* Extracted entries *
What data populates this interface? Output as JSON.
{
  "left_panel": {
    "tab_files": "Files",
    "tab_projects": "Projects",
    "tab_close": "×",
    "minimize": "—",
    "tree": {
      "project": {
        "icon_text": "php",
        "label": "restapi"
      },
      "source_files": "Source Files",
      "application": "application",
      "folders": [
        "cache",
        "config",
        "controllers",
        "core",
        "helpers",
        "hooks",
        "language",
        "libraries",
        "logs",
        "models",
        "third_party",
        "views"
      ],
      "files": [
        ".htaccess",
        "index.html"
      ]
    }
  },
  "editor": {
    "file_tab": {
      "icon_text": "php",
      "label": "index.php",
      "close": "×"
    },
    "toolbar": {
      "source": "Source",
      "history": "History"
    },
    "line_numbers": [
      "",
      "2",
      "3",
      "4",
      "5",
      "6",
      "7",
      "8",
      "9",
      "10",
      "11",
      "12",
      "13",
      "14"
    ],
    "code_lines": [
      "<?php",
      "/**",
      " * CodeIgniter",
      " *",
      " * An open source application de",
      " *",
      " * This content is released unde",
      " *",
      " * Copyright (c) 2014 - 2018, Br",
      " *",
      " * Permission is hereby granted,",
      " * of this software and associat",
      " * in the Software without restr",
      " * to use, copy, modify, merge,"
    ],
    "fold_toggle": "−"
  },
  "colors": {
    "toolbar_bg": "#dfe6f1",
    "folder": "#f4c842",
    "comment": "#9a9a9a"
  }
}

* Your task *
Go through the listing above and list every line that has the word "application".

* The completed task *
      "application": "application",
      " * An open source application de",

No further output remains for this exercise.